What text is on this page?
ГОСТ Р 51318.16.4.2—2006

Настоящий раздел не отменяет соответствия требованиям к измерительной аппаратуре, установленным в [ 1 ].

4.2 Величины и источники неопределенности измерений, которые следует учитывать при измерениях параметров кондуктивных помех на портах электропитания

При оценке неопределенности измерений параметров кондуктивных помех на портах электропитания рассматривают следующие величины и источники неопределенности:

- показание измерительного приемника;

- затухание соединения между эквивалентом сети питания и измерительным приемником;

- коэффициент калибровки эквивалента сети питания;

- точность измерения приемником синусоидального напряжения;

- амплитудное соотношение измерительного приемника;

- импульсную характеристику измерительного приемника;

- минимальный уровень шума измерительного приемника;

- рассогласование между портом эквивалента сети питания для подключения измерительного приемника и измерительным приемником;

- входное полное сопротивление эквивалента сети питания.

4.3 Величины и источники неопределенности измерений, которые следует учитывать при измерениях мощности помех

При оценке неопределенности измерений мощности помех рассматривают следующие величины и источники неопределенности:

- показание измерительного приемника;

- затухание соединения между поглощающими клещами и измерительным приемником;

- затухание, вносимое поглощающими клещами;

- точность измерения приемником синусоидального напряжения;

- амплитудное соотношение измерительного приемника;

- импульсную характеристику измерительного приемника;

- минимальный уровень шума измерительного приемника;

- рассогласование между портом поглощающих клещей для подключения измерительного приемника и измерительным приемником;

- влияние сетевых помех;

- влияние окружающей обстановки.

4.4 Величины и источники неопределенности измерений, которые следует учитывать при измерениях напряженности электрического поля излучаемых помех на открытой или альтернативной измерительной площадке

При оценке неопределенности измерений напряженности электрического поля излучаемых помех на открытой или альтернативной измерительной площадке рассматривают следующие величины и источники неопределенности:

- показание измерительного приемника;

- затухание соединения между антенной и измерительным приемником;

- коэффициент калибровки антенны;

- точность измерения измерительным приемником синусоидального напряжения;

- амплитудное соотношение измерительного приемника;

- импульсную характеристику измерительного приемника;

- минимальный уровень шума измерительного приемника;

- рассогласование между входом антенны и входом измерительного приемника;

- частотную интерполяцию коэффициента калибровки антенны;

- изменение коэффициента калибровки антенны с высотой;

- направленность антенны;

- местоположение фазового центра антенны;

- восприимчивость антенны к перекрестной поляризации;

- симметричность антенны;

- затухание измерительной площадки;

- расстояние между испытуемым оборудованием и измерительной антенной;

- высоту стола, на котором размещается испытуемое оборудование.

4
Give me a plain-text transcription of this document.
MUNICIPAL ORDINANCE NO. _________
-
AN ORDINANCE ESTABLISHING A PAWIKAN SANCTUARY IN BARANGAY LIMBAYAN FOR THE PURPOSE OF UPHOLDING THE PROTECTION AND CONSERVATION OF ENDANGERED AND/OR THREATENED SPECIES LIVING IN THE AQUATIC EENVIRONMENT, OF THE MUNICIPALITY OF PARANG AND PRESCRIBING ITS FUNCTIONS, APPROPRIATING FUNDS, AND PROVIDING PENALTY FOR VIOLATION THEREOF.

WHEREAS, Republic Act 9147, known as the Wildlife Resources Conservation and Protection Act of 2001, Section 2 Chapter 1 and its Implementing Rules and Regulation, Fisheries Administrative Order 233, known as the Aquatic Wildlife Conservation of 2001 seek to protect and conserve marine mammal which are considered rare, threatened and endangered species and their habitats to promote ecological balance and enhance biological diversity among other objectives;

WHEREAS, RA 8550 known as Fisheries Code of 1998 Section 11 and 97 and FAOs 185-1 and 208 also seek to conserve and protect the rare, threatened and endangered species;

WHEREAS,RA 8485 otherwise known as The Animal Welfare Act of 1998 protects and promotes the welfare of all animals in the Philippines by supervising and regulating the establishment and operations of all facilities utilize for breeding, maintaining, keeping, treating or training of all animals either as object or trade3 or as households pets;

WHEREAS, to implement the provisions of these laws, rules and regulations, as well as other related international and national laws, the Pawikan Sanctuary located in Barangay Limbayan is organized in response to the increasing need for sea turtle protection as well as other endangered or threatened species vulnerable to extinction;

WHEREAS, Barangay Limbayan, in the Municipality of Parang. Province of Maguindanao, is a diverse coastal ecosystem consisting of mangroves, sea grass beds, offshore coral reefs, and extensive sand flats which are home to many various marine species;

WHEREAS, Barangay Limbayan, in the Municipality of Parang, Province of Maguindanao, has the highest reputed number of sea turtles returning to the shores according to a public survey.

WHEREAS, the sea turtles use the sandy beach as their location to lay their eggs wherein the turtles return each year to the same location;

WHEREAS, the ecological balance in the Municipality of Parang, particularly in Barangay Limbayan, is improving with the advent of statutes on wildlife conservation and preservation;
☆ ☆ ☆ ☆ ☆
▶ _Your task_
State how many lines of the listing above include the word "оценке". Give nothing but the number.

▶ _Output of the task_
3